DATA SECTION =>
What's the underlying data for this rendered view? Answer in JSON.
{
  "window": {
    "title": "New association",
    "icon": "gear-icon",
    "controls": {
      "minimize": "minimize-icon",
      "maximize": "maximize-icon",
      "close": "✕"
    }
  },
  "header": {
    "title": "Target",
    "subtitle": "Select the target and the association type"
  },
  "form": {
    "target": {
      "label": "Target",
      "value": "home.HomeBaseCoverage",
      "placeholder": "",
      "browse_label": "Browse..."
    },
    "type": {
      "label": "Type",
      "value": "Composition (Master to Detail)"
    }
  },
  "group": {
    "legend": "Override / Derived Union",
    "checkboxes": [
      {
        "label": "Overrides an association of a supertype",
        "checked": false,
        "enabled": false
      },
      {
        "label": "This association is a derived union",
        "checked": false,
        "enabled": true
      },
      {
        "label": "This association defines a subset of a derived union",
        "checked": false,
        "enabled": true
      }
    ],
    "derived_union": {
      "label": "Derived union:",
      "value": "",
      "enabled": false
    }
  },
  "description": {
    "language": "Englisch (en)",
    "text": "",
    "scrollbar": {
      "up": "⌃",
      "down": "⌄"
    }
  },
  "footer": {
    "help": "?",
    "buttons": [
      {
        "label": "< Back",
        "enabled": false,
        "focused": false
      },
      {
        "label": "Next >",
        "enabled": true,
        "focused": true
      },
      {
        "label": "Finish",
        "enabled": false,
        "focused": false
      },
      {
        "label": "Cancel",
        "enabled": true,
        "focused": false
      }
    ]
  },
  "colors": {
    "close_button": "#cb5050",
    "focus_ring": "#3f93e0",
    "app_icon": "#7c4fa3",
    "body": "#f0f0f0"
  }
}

TASK TO CARRY OUT => List every line from the entries above in which "association" appears.

REPLY =>
    "title": "New association",
    "subtitle": "Select the target and the association type"
        "label": "Overrides an association of a supertype",
        "label": "This association is a derived union",
        "label": "This association defines a subset of a derived union",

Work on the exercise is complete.